=== Given data ===
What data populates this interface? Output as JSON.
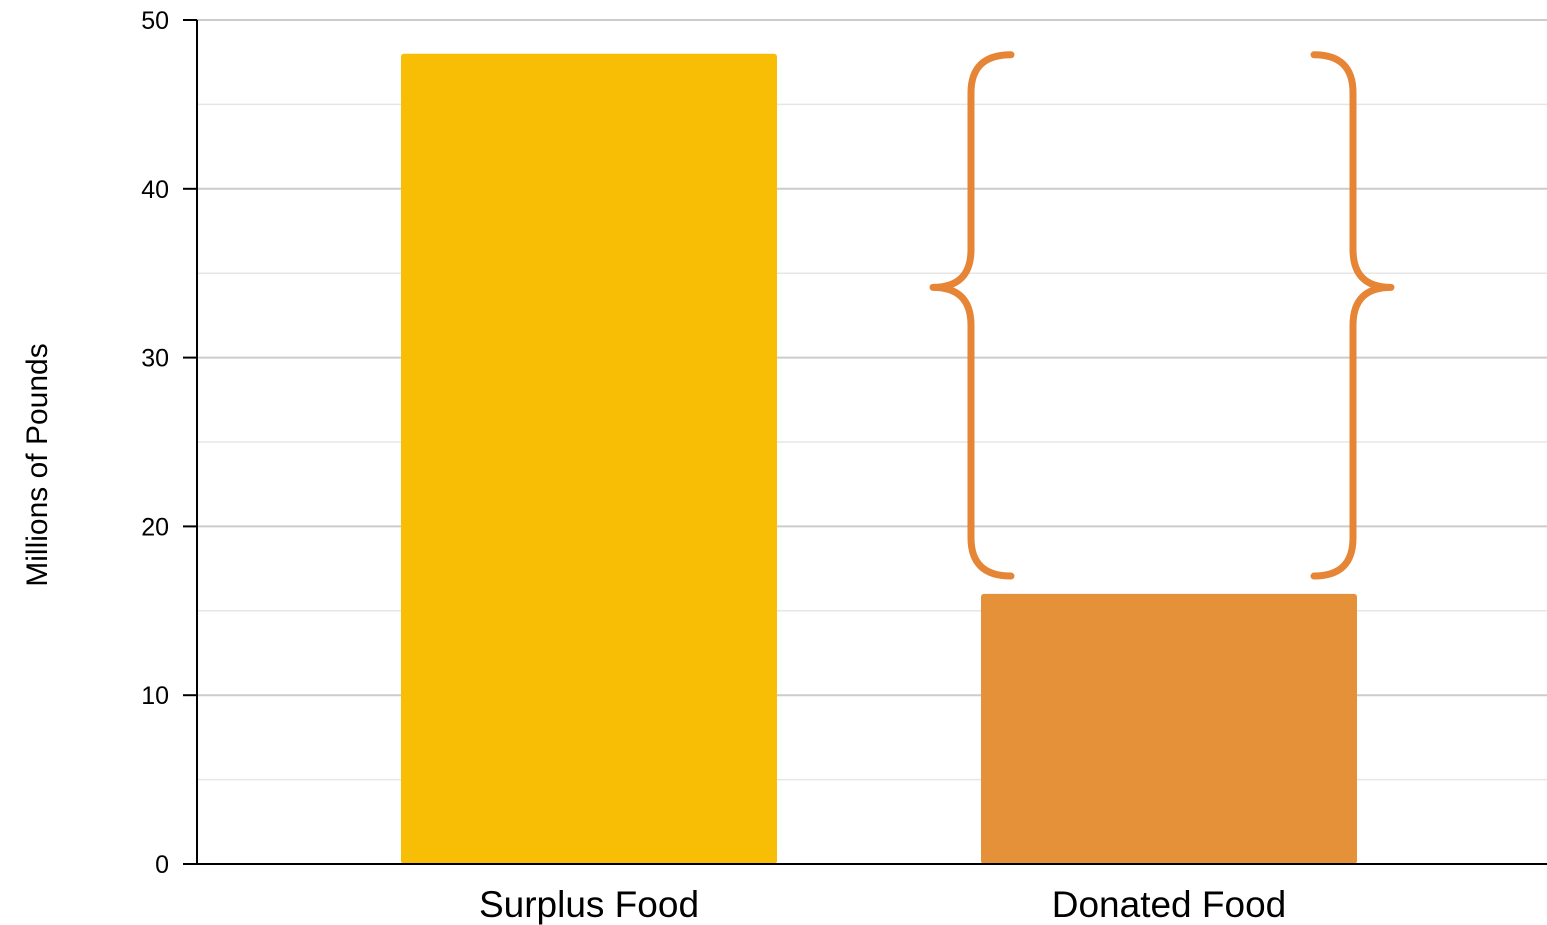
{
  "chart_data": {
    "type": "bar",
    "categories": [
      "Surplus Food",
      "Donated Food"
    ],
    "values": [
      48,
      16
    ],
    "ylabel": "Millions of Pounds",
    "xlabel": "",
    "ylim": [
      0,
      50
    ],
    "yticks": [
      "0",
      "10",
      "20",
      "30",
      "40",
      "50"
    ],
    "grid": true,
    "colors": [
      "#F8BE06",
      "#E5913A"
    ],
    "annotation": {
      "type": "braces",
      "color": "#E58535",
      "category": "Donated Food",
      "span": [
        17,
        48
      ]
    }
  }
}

=== Work instructions ===
Restate the records above in full, word for word. Keep pictures out.

=== Reply ===
What data populates this interface? Output as JSON.
{
  "chart_data": {
    "type": "bar",
    "categories": [
      "Surplus Food",
      "Donated Food"
    ],
    "values": [
      48,
      16
    ],
    "ylabel": "Millions of Pounds",
    "xlabel": "",
    "ylim": [
      0,
      50
    ],
    "yticks": [
      "0",
      "10",
      "20",
      "30",
      "40",
      "50"
    ],
    "grid": true,
    "colors": [
      "#F8BE06",
      "#E5913A"
    ],
    "annotation": {
      "type": "braces",
      "color": "#E58535",
      "category": "Donated Food",
      "span": [
        17,
        48
      ]
    }
  }
}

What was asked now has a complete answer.